## WHAT YOU SHOULD DO
Give every line of the material again, exactly as written.

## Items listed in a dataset
....
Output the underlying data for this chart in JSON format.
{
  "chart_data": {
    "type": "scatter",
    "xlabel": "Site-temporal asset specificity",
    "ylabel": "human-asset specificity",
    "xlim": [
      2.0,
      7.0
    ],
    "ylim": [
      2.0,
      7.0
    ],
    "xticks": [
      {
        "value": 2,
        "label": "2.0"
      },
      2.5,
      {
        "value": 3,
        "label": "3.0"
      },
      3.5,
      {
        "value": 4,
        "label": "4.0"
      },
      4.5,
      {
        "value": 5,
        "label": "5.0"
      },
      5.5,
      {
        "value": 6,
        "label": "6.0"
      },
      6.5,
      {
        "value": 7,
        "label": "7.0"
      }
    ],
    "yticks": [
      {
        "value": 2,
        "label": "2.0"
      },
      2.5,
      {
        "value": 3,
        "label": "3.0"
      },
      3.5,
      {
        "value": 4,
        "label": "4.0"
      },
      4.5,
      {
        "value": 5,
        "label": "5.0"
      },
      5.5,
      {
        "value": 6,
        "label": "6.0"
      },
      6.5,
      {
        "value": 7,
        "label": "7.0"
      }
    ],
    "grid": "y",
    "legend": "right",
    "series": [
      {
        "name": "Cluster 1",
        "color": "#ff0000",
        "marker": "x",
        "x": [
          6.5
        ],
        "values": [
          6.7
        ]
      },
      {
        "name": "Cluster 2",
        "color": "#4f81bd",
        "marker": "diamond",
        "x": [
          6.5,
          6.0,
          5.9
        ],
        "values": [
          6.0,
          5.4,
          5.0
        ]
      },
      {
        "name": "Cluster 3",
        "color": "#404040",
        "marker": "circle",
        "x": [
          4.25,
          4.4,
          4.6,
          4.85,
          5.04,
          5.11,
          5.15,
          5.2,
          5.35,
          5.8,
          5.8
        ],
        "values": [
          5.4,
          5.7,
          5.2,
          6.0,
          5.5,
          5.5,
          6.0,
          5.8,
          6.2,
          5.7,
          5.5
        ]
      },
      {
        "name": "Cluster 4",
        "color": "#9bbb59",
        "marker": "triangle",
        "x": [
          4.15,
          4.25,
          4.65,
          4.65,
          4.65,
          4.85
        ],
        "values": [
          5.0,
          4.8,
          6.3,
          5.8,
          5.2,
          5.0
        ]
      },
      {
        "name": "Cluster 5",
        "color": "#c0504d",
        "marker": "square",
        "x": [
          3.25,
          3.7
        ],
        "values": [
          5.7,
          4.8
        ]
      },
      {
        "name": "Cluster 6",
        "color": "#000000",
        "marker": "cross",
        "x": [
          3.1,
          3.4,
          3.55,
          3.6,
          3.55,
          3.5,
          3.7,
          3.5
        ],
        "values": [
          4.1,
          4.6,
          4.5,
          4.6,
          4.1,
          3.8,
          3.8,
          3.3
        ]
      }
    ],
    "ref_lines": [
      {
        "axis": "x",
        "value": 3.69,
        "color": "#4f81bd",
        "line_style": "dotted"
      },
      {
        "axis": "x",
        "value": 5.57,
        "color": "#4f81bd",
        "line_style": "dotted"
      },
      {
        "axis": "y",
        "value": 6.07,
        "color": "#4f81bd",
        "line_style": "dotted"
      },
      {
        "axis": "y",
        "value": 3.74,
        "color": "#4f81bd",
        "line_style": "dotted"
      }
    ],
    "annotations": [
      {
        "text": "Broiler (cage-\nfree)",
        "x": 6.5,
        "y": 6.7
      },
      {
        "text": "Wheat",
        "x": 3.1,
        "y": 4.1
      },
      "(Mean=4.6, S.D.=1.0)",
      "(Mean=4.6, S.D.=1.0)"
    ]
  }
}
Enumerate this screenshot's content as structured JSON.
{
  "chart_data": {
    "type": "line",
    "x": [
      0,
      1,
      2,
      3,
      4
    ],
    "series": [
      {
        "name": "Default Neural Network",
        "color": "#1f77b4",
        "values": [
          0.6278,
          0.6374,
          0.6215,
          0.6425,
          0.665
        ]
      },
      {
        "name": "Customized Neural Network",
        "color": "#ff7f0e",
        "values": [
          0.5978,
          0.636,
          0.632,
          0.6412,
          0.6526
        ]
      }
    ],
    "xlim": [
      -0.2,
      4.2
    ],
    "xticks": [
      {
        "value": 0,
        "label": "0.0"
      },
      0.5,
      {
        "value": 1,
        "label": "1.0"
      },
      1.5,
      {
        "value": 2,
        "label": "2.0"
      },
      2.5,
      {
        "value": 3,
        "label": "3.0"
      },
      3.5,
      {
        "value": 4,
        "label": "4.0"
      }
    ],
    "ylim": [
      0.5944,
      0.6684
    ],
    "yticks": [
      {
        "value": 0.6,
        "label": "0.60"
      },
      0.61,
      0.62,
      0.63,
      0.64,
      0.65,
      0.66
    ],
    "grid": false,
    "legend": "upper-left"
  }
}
....
## SOLUTION TO THE EXERCISE
Output the underlying data for this chart in JSON format.
{
  "chart_data": {
    "type": "scatter",
    "xlabel": "Site-temporal asset specificity",
    "ylabel": "human-asset specificity",
    "xlim": [
      2.0,
      7.0
    ],
    "ylim": [
      2.0,
      7.0
    ],
    "xticks": [
      {
        "value": 2,
        "label": "2.0"
      },
      2.5,
      {
        "value": 3,
        "label": "3.0"
      },
      3.5,
      {
        "value": 4,
        "label": "4.0"
      },
      4.5,
      {
        "value": 5,
        "label": "5.0"
      },
      5.5,
      {
        "value": 6,
        "label": "6.0"
      },
      6.5,
      {
        "value": 7,
        "label": "7.0"
      }
    ],
    "yticks": [
      {
        "value": 2,
        "label": "2.0"
      },
      2.5,
      {
        "value": 3,
        "label": "3.0"
      },
      3.5,
      {
        "value": 4,
        "label": "4.0"
      },
      4.5,
      {
        "value": 5,
        "label": "5.0"
      },
      5.5,
      {
        "value": 6,
        "label": "6.0"
      },
      6.5,
      {
        "value": 7,
        "label": "7.0"
      }
    ],
    "grid": "y",
    "legend": "right",
    "series": [
      {
        "name": "Cluster 1",
        "color": "#ff0000",
        "marker": "x",
        "x": [
          6.5
        ],
        "values": [
          6.7
        ]
      },
      {
        "name": "Cluster 2",
        "color": "#4f81bd",
        "marker": "diamond",
        "x": [
          6.5,
          6.0,
          5.9
        ],
        "values": [
          6.0,
          5.4,
          5.0
        ]
      },
      {
        "name": "Cluster 3",
        "color": "#404040",
        "marker": "circle",
        "x": [
          4.25,
          4.4,
          4.6,
          4.85,
          5.04,
          5.11,
          5.15,
          5.2,
          5.35,
          5.8,
          5.8
        ],
        "values": [
          5.4,
          5.7,
          5.2,
          6.0,
          5.5,
          5.5,
          6.0,
          5.8,
          6.2,
          5.7,
          5.5
        ]
      },
      {
        "name": "Cluster 4",
        "color": "#9bbb59",
        "marker": "triangle",
        "x": [
          4.15,
          4.25,
          4.65,
          4.65,
          4.65,
          4.85
        ],
        "values": [
          5.0,
          4.8,
          6.3,
          5.8,
          5.2,
          5.0
        ]
      },
      {
        "name": "Cluster 5",
        "color": "#c0504d",
        "marker": "square",
        "x": [
          3.25,
          3.7
        ],
        "values": [
          5.7,
          4.8
        ]
      },
      {
        "name": "Cluster 6",
        "color": "#000000",
        "marker": "cross",
        "x": [
          3.1,
          3.4,
          3.55,
          3.6,
          3.55,
          3.5,
          3.7,
          3.5
        ],
        "values": [
          4.1,
          4.6,
          4.5,
          4.6,
          4.1,
          3.8,
          3.8,
          3.3
        ]
      }
    ],
    "ref_lines": [
      {
        "axis": "x",
        "value": 3.69,
        "color": "#4f81bd",
        "line_style": "dotted"
      },
      {
        "axis": "x",
        "value": 5.57,
        "color": "#4f81bd",
        "line_style": "dotted"
      },
      {
        "axis": "y",
        "value": 6.07,
        "color": "#4f81bd",
        "line_style": "dotted"
      },
      {
        "axis": "y",
        "value": 3.74,
        "color": "#4f81bd",
        "line_style": "dotted"
      }
    ],
    "annotations": [
      {
        "text": "Broiler (cage-\nfree)",
        "x": 6.5,
        "y": 6.7
      },
      {
        "text": "Wheat",
        "x": 3.1,
        "y": 4.1
      },
      "(Mean=4.6, S.D.=1.0)",
      "(Mean=4.6, S.D.=1.0)"
    ]
  }
}
Enumerate this screenshot's content as structured JSON.
{
  "chart_data": {
    "type": "line",
    "x": [
      0,
      1,
      2,
      3,
      4
    ],
    "series": [
      {
        "name": "Default Neural Network",
        "color": "#1f77b4",
        "values": [
          0.6278,
          0.6374,
          0.6215,
          0.6425,
          0.665
        ]
      },
      {
        "name": "Customized Neural Network",
        "color": "#ff7f0e",
        "values": [
          0.5978,
          0.636,
          0.632,
          0.6412,
          0.6526
        ]
      }
    ],
    "xlim": [
      -0.2,
      4.2
    ],
    "xticks": [
      {
        "value": 0,
        "label": "0.0"
      },
      0.5,
      {
        "value": 1,
        "label": "1.0"
      },
      1.5,
      {
        "value": 2,
        "label": "2.0"
      },
      2.5,
      {
        "value": 3,
        "label": "3.0"
      },
      3.5,
      {
        "value": 4,
        "label": "4.0"
      }
    ],
    "ylim": [
      0.5944,
      0.6684
    ],
    "yticks": [
      {
        "value": 0.6,
        "label": "0.60"
      },
      0.61,
      0.62,
      0.63,
      0.64,
      0.65,
      0.66
    ],
    "grid": false,
    "legend": "upper-left"
  }
}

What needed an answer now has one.